(Extract provided):
== Segment start ==

14. The Supreme Court in the case of Chandralekha & Ors. v. State of Rajasthan & Anr. reported in 2013 (1) UC 155 has held as under:-
"8. We must, at the outset, state that the High Court's view on jurisdiction meets with our approval and we confirm the view. However, after a careful perusal of the FIR and after taking into consideration the attendant circumstances, we are of the opinion that the FIR lodged by respondent 2 insofar as it relates to appellants 1, 2 and 3 deserves to be quashed. The allegations are extremely general in nature. No specific role is attributed to each of the appellants. Respondent 2 has stated that after the marriage, she resided with her husband at Ahmedabad. It is not clear whether appellants 1, 2 and 3 were residing with them at Ahmedabad. The marriage took place on 9/7/2002 and respondent 2 left her matrimonial home on 15/2/2003 i.e. within a period of seven months. Thereafter, respondent 2 took no steps to file any complaint against the appellants. Six years after she left the house, the present FIR is lodged making extremely vague and general allegations against appellants 1, 2 and 3. It is important to remember that appellant 2 is a married sister-in-law. In our opinion, such extra ordinary delay in lodging the FIR raises grave doubt about the truthfulness of allegations made by respondent 2 against appellants 1, 2 and 3, which are, in any case, general in nature. We have no doubt that by making such reckless and vague allegations, respondent 2 has tried to rope them in this case along with her husband. We are of the confirmed opinion that continuation of the criminal proceedings against appellants 1, 2 and 3 pursuant to this FIR is an abuse of process of law. In the interest of justice, therefore, the FIR deserves to be quashed insofar as it relates to appellants 1, 2 and 3."
15. Thus, it is clear that in the FIR except by saying that applicant no. 2 along with other family members was also scolding respondent no. 2, no other specific and clear allegations have been made against her. The
allegations made against applicant no. 2 are vague, omnibus and general in nature.
16. Thus, by applying the principle laid down by the Supreme Court in the case of Geeta Mehrotra Vs. State of U.P. reported in (2012) 10 SCC 741 and Preeti Gupta and another vs. State of Jharkhand and another, reported in (2010) 9 SCC 667, it is held that allegations made against applicant no. 2 are not sufficient to prosecute her for offence under Sections 498-A, 377, 34 of IPC and Section 3/4 of the Dowry Prohibition Act.
17. Accordingly, FIR in Crime No.6/22 registered at Mahila Thana, Bhopal and criminal prosecution thereof qua applicant no. 2 sister-in- law is hereby quashed and criminal prosecution of applicant no. 1 (father-in-law), applicant no.3 (mother-in-law) and applicant no. 4 (husband) shall continue.
18. Application filed by applicant no.2 is hereby allowed whereas the application filed by applicants no.1, 3 and 4 is hereby dismissed.

== Segment end ==

(Assignment 1):
Print everything in the court order above from "16. Thus, by" down to "is hereby dismissed.", word for word.
(Assignment 2):
Answer these from the court order above:
(a) On what date did the marriage take place in the case of Chandralekha & Ors. v. State of Rajasthan & Anr.?
(b) Where was the FIR in Crime No.6/22 registered?
(c) Which applicant is identified as the husband?

Items listed in a dataset:
== Segment start ==

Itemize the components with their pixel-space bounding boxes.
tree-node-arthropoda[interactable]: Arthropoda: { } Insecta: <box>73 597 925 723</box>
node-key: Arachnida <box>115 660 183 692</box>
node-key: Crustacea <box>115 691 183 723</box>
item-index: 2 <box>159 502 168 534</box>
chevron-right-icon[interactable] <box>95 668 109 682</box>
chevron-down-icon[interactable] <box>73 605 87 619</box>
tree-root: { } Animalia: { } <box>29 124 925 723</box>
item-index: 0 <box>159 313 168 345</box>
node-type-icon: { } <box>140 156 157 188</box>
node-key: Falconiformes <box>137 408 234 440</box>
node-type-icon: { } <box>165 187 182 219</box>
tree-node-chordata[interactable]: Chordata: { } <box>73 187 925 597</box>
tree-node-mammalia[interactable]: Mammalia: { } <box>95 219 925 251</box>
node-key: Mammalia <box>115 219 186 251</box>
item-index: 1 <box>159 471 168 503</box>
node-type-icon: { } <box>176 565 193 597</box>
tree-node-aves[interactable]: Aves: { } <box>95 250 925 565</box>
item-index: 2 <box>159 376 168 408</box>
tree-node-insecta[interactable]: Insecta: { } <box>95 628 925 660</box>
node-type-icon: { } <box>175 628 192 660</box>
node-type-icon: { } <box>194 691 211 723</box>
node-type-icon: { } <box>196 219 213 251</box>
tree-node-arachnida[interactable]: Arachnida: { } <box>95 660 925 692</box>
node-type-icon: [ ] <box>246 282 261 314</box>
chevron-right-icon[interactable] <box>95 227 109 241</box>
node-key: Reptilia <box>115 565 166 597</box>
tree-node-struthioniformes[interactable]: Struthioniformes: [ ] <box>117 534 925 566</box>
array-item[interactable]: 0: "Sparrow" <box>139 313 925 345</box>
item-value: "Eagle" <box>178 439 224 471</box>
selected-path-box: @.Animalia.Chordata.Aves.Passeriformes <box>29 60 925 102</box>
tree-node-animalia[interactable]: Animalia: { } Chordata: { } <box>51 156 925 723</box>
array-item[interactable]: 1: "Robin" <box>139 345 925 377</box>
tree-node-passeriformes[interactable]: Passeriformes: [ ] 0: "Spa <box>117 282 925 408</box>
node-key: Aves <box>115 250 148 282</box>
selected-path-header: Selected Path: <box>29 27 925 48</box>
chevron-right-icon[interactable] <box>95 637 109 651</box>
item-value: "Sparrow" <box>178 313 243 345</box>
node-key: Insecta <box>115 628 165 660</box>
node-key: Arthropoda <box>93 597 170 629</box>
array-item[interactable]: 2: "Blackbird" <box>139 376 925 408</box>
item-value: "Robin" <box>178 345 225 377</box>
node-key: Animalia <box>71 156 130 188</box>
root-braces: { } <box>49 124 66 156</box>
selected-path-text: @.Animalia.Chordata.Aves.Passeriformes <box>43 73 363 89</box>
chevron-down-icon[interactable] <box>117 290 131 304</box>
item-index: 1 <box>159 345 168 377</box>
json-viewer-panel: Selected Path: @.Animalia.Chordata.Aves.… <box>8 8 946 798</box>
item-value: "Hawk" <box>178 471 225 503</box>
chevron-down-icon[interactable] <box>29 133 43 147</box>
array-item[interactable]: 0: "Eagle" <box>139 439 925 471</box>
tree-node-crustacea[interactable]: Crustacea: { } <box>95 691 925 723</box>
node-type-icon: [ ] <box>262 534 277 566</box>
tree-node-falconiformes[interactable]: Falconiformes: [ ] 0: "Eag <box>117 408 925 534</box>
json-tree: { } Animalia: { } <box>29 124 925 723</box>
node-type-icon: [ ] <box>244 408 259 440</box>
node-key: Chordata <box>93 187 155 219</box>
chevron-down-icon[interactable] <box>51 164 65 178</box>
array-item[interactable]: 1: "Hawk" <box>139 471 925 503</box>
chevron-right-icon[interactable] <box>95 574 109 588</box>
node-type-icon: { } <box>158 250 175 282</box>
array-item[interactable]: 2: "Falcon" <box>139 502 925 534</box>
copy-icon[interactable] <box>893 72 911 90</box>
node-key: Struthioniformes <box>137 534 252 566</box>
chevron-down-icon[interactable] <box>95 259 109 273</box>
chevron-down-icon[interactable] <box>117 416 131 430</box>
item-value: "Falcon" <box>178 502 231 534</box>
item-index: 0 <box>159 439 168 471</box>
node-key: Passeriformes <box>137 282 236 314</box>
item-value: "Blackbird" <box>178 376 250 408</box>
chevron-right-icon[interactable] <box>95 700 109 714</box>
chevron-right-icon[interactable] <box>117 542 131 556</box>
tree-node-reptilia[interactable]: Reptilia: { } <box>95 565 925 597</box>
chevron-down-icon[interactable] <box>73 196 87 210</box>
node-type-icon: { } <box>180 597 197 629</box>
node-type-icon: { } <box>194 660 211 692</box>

== Segment end ==

(Worked solution 1):
16. Thus, by applying the principle laid down by the Supreme Court in the case of Geeta Mehrotra Vs. State of U.P. reported in (2012) 10 SCC 741 and Preeti Gupta and another vs. State of Jharkhand and another, reported in (2010) 9 SCC 667, it is held that allegations made against applicant no. 2 are not sufficient to prosecute her for offence under Sections 498-A, 377, 34 of IPC and Section 3/4 of the Dowry Prohibition Act.
17. Accordingly, FIR in Crime No.6/22 registered at Mahila Thana, Bhopal and criminal prosecution thereof qua applicant no. 2 sister-in- law is hereby quashed and criminal prosecution of applicant no. 1 (father-in-law), applicant no.3 (mother-in-law) and applicant no. 4 (husband) shall continue.
18. Application filed by applicant no.2 is hereby allowed whereas the application filed by applicants no.1, 3 and 4 is hereby dismissed.

(Worked solution 2):
(a) 9/7/2002
(b) Mahila Thana, Bhopal
(c) Applicant no. 4